■ What you will do ■
Read the records and gather each line that includes "rommet".

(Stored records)

——————————

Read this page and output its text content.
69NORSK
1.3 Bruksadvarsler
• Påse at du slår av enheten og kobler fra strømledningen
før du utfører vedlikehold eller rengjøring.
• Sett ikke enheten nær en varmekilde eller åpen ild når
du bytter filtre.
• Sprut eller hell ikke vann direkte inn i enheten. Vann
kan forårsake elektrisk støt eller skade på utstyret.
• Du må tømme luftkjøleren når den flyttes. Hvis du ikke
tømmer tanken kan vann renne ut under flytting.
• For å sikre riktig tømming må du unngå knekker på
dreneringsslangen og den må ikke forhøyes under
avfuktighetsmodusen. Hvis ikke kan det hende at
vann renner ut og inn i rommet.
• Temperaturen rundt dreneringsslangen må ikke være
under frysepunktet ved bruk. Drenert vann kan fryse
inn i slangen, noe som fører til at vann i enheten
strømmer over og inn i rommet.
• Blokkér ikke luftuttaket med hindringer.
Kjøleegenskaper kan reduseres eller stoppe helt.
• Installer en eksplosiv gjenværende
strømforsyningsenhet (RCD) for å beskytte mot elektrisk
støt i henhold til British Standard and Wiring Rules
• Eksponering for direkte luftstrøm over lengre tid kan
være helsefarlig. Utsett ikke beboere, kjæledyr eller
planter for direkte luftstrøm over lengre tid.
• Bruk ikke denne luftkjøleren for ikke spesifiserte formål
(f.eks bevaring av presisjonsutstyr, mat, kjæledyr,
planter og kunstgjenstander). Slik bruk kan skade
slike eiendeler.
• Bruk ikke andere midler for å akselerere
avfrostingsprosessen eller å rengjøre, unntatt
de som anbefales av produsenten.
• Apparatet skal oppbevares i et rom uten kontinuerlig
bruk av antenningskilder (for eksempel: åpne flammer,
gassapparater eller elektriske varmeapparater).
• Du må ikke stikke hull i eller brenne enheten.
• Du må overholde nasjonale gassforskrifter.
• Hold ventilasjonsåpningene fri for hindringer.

——————————

■ Response to this exercise ■
vann renner ut og inn i rommet.
strømmer over og inn i rommet.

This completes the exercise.